━━ PROVIDED RECORDS

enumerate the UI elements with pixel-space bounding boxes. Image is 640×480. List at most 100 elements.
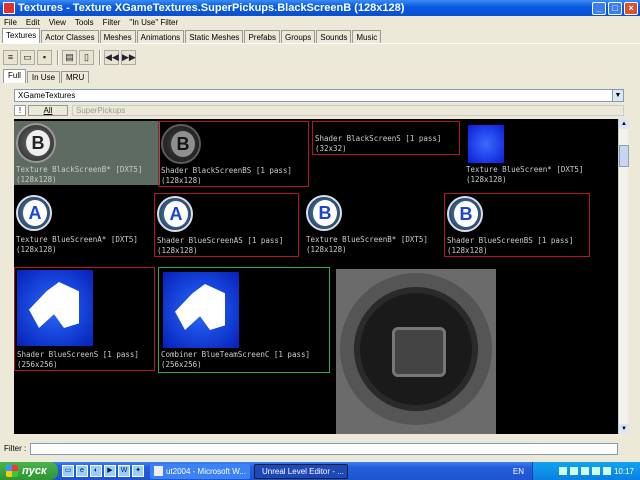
properties-icon[interactable]: ▤ (62, 49, 77, 65)
tab-textures[interactable]: Textures (2, 28, 41, 43)
texture-tile-bluescreen[interactable]: Texture BlueScreen* [DXT5] (128x128) (464, 121, 612, 185)
window-title: Textures - Texture XGameTextures.SuperPi… (18, 2, 405, 14)
subtab-full[interactable]: Full (3, 69, 26, 83)
word-icon[interactable]: W (118, 465, 130, 477)
tab-groups[interactable]: Groups (281, 30, 316, 43)
title-bar[interactable]: Textures - Texture XGameTextures.SuperPi… (0, 0, 640, 16)
texture-tile-blackscreens[interactable]: Shader BlackScreenS [1 pass] (32x32) (312, 121, 460, 155)
texture-size: (128x128) (306, 245, 347, 254)
minimize-button[interactable]: _ (592, 1, 606, 15)
texture-label: Shader BlueScreenAS [1 pass] (157, 236, 284, 245)
all-groups-button[interactable]: All (28, 105, 68, 116)
texture-label: Shader BlueScreenS [1 pass] (17, 350, 139, 359)
blue-screen-swatch (468, 125, 504, 163)
texture-label: Texture BlueScreenA* [DXT5] (16, 235, 138, 244)
save-icon[interactable]: ▪ (37, 49, 52, 65)
menu-in-use-filter[interactable]: "In Use" Filter (125, 18, 183, 27)
browse-icon[interactable]: ≡ (3, 49, 18, 65)
texture-tile-blackscreenbs[interactable]: B Shader BlackScreenBS [1 pass] (128x128… (158, 121, 309, 187)
texture-tile-bluescreens[interactable]: Shader BlueScreenS [1 pass] (256x256) (14, 267, 155, 371)
tab-static-meshes[interactable]: Static Meshes (185, 30, 244, 43)
texture-label: Shader BlueScreenBS [1 pass] (447, 236, 574, 245)
tab-actor-classes[interactable]: Actor Classes (41, 30, 99, 43)
media-icon[interactable]: ▶ (104, 465, 116, 477)
texture-tile-blueteamscreenc[interactable]: Combiner BlueTeamScreenC [1 pass] (256x2… (158, 267, 330, 373)
tray-icon[interactable] (558, 467, 567, 475)
subtab-in-use[interactable]: In Use (26, 71, 61, 83)
filter-label: Filter : (4, 444, 27, 453)
black-screen-b-icon: B (161, 124, 201, 164)
tab-animations[interactable]: Animations (136, 30, 185, 43)
texture-size: (128x128) (466, 175, 507, 184)
group-package-field[interactable]: SuperPickups (72, 105, 624, 116)
texture-size: (32x32) (315, 144, 347, 153)
tray-icon[interactable] (569, 467, 578, 475)
desktop-icon[interactable]: ▭ (62, 465, 74, 477)
toolbar: ≡ ▭ ▪ ▤ ▯ ◀◀ ▶▶ (0, 47, 640, 67)
quick-launch: ▭ e ◐ ▶ W ✦ (62, 465, 146, 477)
package-combo-value: XGameTextures (18, 91, 76, 100)
maximize-button[interactable]: □ (608, 1, 622, 15)
tab-prefabs[interactable]: Prefabs (244, 30, 281, 43)
texture-label: Shader BlackScreenS [1 pass] (315, 134, 442, 143)
fast-forward-icon[interactable]: ▶▶ (121, 49, 136, 65)
subtab-mru[interactable]: MRU (61, 71, 90, 83)
texture-size: (256x256) (17, 360, 58, 369)
clock: 10:17 (613, 466, 634, 476)
blue-screen-a-icon: A (157, 196, 193, 232)
texture-tile-bluescreenb[interactable]: B Texture BlueScreenB* [DXT5] (128x128) (304, 193, 444, 257)
texture-tile-bluescreenas[interactable]: A Shader BlueScreenAS [1 pass] (128x128) (154, 193, 299, 257)
menu-filter[interactable]: Filter (99, 18, 126, 27)
texture-size: (256x256) (161, 360, 202, 369)
blue-team-emblem-icon (17, 270, 93, 346)
menu-edit[interactable]: Edit (22, 18, 45, 27)
scroll-up-icon[interactable]: ▲ (619, 119, 629, 129)
app-icon[interactable]: ✦ (132, 465, 144, 477)
chevron-down-icon[interactable]: ▼ (612, 90, 623, 101)
taskbar: пуск ▭ e ◐ ▶ W ✦ ut2004 - Microsoft W...… (0, 462, 640, 480)
start-button[interactable]: пуск (0, 462, 58, 480)
copy-icon[interactable]: ▯ (79, 49, 94, 65)
texture-size: (128x128) (16, 245, 57, 254)
package-combo[interactable]: XGameTextures ▼ (14, 89, 624, 102)
close-button[interactable]: × (624, 1, 638, 15)
tab-sounds[interactable]: Sounds (316, 30, 352, 43)
scroll-thumb[interactable] (619, 145, 629, 167)
language-indicator[interactable]: EN (513, 467, 524, 476)
system-tray: 10:17 (532, 462, 640, 480)
group-toggle-button[interactable]: ! (14, 105, 26, 116)
view-subtabs: Full In Use MRU (3, 69, 90, 83)
tray-icon[interactable] (580, 467, 589, 475)
menu-bar: File Edit View Tools Filter "In Use" Fil… (0, 16, 640, 29)
tab-meshes[interactable]: Meshes (99, 30, 136, 43)
scroll-down-icon[interactable]: ▼ (619, 424, 629, 434)
texture-label: Texture BlackScreenB* [DXT5] (16, 165, 143, 174)
network-icon[interactable] (602, 467, 611, 475)
explorer-icon[interactable]: ◐ (90, 465, 102, 477)
texture-label: Shader BlackScreenBS [1 pass] (161, 166, 292, 175)
ring-core (392, 327, 446, 377)
black-screen-b-icon: B (16, 123, 56, 163)
texture-size: (128x128) (157, 246, 198, 255)
texture-tile-blackscreenb[interactable]: B Texture BlackScreenB* [DXT5] (128x128) (14, 121, 160, 185)
task-label: Unreal Level Editor - ... (262, 466, 344, 476)
texture-tile-metal-ring[interactable] (336, 269, 496, 434)
texture-tile-bluescreenbs[interactable]: B Shader BlueScreenBS [1 pass] (128x128) (444, 193, 590, 257)
menu-view[interactable]: View (45, 18, 71, 27)
open-folder-icon[interactable]: ▭ (20, 49, 35, 65)
volume-icon[interactable] (591, 467, 600, 475)
taskbar-item-word[interactable]: ut2004 - Microsoft W... (150, 463, 250, 479)
filter-input[interactable] (30, 442, 619, 455)
tab-music[interactable]: Music (352, 30, 382, 43)
menu-file[interactable]: File (0, 18, 22, 27)
texture-viewport[interactable]: B Texture BlackScreenB* [DXT5] (128x128)… (14, 119, 618, 434)
taskbar-item-unreal-editor[interactable]: Unreal Level Editor - ... (254, 463, 348, 479)
texture-tile-bluescreena[interactable]: A Texture BlueScreenA* [DXT5] (128x128) (14, 193, 152, 257)
viewport-scrollbar[interactable]: ▲ ▼ (618, 119, 629, 434)
rewind-icon[interactable]: ◀◀ (104, 49, 119, 65)
browser-icon[interactable]: e (76, 465, 88, 477)
texture-label: Combiner BlueTeamScreenC [1 pass] (161, 350, 311, 359)
texture-browser-window: Textures - Texture XGameTextures.SuperPi… (0, 0, 640, 462)
browser-tabs: Textures Actor Classes Meshes Animations… (0, 28, 640, 44)
menu-tools[interactable]: Tools (71, 18, 99, 27)
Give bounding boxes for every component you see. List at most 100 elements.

━━━━

### PROBLEM DETAILS
Swap "Shader" for "Material" wherever it occurs in the lines that begin at the one containing "properties-icon[interactable]: ▤ (62, 49, 77, 65)" and stop after the one containing "save-icon[interactable]: ▪ (37, 49, 52, 65)". Return only those lines, with everything else left unchanged.

### RESPONSE TO THIS TASK
properties-icon[interactable]: ▤ (62, 49, 77, 65)
tab-textures[interactable]: Textures (2, 28, 41, 43)
texture-tile-bluescreen[interactable]: Texture BlueScreen* [DXT5] (128x128) (464, 121, 612, 185)
window-title: Textures - Texture XGameTextures.SuperPi… (18, 2, 405, 14)
subtab-full[interactable]: Full (3, 69, 26, 83)
word-icon[interactable]: W (118, 465, 130, 477)
tab-groups[interactable]: Groups (281, 30, 316, 43)
title-bar[interactable]: Textures - Texture XGameTextures.SuperPi… (0, 0, 640, 16)
texture-tile-blackscreens[interactable]: Material BlackScreenS [1 pass] (32x32) (312, 121, 460, 155)
texture-size: (128x128) (306, 245, 347, 254)
minimize-button[interactable]: _ (592, 1, 606, 15)
texture-label: Material BlueScreenAS [1 pass] (157, 236, 284, 245)
all-groups-button[interactable]: All (28, 105, 68, 116)
texture-label: Material BlueScreenS [1 pass] (17, 350, 139, 359)
blue-screen-swatch (468, 125, 504, 163)
texture-label: Texture BlueScreenA* [DXT5] (16, 235, 138, 244)
save-icon[interactable]: ▪ (37, 49, 52, 65)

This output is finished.